§ **PROBLEM DESCRIPTION**
Pull out from the material below all lines with "baseline".

§ **RECORDS FOR THE TASK**

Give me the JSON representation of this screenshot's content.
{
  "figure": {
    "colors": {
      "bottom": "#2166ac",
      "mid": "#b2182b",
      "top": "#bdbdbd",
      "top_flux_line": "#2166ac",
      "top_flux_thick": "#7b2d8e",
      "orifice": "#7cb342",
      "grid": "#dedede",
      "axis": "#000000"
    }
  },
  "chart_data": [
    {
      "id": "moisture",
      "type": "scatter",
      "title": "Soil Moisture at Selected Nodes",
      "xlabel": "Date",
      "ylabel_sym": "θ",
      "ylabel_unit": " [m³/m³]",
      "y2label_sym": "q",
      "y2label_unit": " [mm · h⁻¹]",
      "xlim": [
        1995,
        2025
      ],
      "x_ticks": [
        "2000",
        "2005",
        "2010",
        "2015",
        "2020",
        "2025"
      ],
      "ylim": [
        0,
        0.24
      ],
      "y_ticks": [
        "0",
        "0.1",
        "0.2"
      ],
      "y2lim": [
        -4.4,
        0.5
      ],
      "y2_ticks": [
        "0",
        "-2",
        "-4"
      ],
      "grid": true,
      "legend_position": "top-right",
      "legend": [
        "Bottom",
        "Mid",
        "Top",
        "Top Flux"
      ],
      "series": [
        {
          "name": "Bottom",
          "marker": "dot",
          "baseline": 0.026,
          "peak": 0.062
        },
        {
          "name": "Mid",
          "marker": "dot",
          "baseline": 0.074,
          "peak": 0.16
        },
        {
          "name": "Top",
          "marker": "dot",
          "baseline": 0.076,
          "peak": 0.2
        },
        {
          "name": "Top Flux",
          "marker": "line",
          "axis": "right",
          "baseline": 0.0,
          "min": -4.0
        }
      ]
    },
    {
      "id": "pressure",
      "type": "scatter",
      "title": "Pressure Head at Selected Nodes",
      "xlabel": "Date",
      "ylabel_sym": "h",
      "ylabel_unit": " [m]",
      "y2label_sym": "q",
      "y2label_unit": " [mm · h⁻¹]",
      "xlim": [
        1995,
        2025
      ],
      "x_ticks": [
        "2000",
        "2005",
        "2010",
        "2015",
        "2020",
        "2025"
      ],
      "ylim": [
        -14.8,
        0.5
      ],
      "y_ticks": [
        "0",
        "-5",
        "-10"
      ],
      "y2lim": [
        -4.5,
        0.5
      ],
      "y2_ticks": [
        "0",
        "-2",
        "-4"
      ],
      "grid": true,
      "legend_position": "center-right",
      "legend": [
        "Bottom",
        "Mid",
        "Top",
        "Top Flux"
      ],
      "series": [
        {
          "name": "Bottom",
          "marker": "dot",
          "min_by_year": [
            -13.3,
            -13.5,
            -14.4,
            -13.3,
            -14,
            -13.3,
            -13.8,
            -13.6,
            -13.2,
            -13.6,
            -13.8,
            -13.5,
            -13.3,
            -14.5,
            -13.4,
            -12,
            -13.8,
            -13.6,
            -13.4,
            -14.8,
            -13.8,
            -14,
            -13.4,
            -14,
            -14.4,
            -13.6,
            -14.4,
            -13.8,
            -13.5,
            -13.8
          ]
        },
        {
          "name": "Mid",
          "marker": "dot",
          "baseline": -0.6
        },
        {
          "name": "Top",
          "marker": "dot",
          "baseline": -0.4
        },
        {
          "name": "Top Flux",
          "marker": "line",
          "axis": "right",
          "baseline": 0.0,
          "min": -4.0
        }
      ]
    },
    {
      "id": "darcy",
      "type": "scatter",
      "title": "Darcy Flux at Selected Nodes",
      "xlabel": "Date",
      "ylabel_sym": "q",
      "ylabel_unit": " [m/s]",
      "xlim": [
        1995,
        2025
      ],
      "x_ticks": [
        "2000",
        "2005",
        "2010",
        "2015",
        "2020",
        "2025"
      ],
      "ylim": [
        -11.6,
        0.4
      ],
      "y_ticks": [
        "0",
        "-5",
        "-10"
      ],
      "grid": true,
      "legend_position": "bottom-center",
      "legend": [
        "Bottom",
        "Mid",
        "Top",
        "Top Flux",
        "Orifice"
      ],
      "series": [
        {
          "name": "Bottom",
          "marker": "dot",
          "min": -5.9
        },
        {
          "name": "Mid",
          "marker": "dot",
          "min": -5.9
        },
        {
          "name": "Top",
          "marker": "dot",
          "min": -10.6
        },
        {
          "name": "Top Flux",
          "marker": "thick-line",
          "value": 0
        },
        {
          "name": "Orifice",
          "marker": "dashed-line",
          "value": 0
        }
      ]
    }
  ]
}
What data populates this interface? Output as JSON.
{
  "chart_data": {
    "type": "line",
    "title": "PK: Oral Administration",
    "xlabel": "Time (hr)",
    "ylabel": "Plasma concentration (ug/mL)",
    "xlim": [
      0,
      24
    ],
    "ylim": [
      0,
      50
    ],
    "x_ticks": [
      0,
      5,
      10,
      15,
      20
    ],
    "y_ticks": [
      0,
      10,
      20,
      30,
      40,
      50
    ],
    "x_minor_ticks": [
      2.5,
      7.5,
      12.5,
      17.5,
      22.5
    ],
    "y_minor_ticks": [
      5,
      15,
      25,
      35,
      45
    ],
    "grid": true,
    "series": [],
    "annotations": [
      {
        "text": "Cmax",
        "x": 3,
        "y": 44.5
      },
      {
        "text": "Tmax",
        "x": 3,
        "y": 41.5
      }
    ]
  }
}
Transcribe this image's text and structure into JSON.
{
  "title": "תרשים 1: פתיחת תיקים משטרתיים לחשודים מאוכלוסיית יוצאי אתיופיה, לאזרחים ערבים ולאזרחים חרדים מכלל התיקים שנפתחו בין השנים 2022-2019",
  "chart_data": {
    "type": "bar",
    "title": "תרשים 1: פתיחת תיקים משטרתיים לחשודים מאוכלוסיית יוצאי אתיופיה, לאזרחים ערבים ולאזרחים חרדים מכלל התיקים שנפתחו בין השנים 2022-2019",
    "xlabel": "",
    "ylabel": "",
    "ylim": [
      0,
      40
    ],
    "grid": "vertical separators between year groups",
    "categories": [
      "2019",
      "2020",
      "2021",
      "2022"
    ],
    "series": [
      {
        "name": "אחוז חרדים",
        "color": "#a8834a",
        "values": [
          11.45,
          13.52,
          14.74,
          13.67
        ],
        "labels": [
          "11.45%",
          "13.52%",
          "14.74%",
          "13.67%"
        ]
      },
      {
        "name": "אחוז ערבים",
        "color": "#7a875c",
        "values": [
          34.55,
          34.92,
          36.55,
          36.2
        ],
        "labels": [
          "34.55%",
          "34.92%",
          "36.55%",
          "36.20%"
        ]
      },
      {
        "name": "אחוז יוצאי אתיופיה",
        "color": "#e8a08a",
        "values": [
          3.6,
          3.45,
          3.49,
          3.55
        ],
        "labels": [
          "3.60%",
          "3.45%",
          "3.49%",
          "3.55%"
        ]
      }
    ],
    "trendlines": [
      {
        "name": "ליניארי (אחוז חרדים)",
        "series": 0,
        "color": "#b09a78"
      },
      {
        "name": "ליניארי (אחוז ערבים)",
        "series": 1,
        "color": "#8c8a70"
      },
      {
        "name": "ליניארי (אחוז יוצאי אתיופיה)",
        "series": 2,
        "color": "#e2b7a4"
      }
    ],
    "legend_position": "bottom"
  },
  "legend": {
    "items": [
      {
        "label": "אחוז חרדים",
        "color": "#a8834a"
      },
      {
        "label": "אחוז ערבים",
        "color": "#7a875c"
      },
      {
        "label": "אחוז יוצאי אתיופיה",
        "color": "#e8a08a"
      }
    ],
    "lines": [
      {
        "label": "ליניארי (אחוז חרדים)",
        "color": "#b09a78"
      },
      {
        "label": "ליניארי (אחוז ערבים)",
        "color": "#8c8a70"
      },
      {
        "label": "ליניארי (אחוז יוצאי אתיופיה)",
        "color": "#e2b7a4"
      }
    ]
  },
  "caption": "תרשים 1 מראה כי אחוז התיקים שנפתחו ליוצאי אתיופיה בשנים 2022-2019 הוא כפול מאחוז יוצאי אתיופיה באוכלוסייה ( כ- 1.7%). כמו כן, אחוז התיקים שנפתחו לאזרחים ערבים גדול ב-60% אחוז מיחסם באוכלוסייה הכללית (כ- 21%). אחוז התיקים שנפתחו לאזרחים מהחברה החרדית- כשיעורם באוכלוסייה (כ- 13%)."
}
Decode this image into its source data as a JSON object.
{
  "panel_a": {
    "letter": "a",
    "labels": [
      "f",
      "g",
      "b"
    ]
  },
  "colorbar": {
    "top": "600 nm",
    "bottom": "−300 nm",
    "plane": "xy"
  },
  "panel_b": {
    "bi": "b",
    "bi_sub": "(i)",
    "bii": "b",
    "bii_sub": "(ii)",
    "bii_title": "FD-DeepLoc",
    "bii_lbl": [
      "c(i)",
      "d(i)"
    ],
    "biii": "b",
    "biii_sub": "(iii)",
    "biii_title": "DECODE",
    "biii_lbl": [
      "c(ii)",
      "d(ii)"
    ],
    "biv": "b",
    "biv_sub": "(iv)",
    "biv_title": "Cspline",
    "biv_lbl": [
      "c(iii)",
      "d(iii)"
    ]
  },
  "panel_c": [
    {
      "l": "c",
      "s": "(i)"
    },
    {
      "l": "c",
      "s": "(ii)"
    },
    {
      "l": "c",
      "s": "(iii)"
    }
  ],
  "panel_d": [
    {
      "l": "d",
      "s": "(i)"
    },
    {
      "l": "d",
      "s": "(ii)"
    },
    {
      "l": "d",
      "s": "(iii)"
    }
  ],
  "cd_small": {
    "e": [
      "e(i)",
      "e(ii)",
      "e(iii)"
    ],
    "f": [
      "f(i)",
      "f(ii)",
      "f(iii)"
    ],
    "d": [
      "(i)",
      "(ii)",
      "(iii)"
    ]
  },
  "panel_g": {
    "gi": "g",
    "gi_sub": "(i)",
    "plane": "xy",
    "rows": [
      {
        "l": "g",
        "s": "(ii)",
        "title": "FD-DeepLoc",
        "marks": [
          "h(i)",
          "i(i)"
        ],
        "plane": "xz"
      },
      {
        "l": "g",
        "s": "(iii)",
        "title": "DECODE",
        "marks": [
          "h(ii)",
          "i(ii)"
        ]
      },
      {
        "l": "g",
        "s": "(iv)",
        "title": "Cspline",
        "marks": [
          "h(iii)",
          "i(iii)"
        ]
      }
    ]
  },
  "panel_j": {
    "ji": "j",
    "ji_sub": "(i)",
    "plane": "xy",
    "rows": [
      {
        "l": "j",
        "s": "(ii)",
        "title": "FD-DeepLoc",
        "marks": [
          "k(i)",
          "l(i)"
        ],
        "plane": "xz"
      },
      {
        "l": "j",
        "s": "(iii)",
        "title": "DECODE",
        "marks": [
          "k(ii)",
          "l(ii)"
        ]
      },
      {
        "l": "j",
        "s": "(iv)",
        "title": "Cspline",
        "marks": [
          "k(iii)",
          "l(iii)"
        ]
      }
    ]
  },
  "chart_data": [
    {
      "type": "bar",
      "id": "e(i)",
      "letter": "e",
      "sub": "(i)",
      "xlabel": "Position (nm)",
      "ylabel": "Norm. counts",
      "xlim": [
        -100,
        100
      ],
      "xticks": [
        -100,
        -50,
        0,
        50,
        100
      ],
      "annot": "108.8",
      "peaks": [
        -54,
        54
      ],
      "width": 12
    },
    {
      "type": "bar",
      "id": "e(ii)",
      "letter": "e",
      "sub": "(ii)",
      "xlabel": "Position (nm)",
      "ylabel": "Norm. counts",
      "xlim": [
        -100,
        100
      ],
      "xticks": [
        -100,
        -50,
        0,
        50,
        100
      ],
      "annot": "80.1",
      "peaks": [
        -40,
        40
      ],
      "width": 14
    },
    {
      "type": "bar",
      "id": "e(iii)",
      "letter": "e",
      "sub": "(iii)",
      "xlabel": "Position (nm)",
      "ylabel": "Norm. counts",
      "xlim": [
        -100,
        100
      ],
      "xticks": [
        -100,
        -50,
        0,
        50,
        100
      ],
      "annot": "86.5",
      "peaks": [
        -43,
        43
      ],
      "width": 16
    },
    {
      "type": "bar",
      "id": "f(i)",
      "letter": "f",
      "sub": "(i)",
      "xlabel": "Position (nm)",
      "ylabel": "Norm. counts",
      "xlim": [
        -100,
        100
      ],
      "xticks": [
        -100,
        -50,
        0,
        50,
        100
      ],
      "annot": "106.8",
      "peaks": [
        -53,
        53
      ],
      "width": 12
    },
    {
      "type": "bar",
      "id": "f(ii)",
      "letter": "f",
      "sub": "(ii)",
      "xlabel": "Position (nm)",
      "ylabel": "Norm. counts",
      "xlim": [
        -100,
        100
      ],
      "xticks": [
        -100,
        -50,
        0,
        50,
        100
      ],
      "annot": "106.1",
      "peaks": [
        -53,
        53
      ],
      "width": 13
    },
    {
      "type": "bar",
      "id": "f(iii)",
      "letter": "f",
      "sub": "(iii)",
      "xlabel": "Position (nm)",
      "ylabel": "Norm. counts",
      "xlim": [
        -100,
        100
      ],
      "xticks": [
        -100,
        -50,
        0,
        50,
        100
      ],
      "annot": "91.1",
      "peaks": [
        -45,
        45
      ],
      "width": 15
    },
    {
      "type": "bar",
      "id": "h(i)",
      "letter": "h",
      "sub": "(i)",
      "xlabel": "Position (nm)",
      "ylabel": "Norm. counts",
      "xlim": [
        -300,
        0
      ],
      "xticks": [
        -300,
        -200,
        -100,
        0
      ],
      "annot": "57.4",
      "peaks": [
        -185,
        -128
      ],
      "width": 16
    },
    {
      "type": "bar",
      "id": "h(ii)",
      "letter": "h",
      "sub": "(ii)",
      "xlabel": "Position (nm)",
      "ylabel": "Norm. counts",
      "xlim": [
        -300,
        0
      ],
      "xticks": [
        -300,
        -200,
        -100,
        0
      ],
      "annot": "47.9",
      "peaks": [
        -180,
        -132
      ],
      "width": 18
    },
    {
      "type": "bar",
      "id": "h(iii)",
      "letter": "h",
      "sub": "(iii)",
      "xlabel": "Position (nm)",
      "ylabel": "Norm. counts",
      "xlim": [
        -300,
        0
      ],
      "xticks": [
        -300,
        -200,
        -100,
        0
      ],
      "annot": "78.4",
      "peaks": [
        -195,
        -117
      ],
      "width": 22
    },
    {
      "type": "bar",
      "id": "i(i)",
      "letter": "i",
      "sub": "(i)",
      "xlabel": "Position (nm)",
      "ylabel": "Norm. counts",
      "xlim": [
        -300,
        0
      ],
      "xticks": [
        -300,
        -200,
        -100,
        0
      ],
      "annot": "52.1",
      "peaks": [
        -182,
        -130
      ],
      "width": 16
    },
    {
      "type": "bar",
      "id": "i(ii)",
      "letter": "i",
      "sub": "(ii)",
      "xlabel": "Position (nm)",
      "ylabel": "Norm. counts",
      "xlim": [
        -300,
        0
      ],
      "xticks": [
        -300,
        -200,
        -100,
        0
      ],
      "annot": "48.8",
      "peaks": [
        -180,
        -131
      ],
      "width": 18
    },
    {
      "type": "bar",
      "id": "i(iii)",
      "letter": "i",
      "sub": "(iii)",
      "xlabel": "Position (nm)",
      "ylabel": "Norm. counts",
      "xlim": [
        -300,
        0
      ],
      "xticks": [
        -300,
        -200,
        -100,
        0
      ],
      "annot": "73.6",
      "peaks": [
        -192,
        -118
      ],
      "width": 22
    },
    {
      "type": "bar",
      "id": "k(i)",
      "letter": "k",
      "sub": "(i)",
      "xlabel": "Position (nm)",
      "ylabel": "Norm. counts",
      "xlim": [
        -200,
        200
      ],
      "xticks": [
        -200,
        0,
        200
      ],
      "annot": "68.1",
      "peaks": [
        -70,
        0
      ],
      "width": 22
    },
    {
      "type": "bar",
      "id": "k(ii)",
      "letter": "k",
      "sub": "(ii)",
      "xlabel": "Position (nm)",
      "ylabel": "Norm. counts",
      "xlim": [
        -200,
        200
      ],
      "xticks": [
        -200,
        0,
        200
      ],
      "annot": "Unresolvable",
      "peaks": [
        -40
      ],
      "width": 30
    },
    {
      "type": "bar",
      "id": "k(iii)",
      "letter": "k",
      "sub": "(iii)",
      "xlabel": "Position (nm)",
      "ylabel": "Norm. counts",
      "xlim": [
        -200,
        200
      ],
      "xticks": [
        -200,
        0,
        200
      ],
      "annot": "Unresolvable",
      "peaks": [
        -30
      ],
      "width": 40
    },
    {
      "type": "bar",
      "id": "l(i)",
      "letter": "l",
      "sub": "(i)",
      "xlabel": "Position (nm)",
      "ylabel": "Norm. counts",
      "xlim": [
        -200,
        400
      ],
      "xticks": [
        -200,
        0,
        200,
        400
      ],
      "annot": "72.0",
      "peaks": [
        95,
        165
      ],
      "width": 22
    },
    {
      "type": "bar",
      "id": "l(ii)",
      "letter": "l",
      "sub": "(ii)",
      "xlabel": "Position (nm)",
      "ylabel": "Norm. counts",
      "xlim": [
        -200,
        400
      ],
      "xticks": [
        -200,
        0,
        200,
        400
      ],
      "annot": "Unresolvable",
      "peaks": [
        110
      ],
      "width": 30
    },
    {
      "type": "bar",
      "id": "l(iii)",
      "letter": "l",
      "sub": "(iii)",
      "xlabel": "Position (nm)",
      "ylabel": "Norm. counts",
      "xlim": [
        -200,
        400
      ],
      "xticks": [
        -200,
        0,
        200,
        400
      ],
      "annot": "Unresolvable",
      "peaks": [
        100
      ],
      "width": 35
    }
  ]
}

§ **RESULT BELOW**
          "baseline": 0.026,
          "baseline": 0.074,
          "baseline": 0.076,
          "baseline": 0.0,
          "baseline": -0.6
          "baseline": -0.4
          "baseline": 0.0,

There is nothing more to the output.